[Task statement]
Look through the listing for the word "name". Copy each line that has it.

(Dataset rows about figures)
○ ○ ○ ○ ○ ○ ○
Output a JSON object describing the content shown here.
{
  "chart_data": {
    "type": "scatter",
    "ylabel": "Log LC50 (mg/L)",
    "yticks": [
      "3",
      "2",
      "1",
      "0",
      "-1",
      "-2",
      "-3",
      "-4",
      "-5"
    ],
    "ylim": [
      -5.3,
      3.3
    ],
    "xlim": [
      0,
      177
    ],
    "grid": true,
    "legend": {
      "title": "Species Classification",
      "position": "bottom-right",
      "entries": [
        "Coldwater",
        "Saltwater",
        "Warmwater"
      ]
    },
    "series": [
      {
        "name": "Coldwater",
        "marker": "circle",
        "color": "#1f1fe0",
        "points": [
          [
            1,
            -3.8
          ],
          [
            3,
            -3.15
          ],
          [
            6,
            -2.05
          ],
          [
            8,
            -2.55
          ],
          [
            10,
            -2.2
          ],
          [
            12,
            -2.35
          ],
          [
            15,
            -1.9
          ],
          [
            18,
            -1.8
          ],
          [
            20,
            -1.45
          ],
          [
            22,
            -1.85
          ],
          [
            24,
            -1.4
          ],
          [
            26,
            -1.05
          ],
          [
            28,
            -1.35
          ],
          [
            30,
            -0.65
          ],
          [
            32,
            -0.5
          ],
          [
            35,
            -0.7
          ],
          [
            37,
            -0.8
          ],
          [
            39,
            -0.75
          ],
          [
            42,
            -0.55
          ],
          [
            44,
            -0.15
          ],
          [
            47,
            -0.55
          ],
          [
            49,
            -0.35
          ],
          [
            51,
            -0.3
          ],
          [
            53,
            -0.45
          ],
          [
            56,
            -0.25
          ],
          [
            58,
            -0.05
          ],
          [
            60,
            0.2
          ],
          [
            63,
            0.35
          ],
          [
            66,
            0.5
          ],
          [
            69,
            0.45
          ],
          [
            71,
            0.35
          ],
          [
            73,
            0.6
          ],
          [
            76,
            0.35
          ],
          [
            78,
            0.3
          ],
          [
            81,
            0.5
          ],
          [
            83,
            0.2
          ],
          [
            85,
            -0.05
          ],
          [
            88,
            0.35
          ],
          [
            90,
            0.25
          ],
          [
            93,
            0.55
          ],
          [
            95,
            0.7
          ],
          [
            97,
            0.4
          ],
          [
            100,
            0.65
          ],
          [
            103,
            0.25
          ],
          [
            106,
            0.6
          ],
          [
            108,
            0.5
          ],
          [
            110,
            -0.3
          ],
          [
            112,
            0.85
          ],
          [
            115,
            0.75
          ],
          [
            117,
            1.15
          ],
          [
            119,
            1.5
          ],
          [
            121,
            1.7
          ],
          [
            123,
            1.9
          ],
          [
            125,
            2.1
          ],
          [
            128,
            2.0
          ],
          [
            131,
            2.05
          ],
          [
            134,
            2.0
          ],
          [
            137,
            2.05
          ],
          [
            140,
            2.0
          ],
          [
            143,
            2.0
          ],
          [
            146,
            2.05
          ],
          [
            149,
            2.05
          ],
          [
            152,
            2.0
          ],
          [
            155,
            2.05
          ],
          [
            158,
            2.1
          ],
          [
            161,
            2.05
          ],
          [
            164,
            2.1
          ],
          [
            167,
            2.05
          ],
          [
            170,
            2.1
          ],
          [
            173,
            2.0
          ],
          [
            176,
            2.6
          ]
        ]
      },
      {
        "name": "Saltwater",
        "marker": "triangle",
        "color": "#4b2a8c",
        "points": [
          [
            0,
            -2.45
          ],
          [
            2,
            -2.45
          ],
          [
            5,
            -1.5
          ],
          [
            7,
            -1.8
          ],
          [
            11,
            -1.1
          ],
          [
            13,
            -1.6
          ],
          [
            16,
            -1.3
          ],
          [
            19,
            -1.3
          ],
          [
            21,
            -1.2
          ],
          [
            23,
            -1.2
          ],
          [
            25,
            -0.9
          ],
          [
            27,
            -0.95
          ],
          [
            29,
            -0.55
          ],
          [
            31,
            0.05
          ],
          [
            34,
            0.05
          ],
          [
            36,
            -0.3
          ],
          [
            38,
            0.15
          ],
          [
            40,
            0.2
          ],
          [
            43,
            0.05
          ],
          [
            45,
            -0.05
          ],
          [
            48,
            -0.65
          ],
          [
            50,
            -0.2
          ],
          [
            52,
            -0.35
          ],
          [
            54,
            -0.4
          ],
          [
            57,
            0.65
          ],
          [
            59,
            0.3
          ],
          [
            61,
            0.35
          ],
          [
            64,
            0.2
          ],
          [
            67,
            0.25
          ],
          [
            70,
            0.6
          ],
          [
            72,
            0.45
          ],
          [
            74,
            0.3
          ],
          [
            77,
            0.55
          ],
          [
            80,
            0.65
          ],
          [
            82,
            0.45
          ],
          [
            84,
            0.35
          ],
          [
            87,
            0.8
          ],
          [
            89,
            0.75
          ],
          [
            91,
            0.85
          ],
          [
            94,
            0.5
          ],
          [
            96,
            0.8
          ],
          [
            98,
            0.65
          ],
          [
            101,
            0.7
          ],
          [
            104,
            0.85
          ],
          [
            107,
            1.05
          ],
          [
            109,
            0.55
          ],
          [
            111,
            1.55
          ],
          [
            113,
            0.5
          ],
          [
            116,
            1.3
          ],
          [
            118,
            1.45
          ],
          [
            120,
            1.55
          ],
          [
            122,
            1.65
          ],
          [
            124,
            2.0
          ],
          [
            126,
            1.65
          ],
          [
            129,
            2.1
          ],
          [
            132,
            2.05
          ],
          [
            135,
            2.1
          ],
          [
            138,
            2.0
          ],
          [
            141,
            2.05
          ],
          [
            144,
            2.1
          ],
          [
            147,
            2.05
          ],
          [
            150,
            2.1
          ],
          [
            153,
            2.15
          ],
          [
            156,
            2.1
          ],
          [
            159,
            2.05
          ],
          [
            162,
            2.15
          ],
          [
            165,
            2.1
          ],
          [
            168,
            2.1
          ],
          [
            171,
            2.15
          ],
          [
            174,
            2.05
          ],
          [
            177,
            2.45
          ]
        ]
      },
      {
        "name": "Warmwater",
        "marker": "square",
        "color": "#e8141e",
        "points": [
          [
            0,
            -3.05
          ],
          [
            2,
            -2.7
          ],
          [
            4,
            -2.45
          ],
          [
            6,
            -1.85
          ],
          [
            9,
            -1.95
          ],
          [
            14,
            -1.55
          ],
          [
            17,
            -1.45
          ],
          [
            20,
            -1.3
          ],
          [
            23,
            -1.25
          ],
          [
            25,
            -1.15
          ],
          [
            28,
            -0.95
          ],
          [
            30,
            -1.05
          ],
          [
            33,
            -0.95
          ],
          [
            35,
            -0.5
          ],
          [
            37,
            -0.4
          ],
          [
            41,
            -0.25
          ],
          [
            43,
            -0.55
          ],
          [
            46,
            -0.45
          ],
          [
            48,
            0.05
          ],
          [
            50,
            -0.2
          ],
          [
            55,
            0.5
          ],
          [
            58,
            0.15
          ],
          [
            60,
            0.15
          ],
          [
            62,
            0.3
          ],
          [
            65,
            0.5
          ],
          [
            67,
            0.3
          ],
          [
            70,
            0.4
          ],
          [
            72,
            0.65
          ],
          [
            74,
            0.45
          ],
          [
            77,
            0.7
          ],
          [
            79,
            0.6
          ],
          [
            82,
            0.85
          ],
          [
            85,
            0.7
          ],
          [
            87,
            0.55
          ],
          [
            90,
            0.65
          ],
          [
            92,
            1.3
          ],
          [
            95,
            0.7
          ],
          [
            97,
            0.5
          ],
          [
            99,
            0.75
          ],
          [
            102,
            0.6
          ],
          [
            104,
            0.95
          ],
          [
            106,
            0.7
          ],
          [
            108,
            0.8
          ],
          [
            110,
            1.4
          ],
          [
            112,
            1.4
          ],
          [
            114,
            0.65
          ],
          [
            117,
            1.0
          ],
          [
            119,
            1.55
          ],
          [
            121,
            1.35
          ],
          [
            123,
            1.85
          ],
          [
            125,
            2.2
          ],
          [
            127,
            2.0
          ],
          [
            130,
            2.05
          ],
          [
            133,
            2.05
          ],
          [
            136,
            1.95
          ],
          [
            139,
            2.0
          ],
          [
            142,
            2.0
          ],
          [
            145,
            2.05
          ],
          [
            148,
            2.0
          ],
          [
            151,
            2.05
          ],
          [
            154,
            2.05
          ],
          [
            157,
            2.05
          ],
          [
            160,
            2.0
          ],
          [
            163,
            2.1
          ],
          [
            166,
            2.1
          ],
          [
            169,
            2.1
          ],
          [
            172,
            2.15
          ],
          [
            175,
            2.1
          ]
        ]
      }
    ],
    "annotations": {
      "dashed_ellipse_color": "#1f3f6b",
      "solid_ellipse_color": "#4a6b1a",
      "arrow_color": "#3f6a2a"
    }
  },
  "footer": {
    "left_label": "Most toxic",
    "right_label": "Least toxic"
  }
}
○ ○ ○ ○ ○ ○ ○
[Output]
        "name": "Coldwater",
        "name": "Saltwater",
        "name": "Warmwater",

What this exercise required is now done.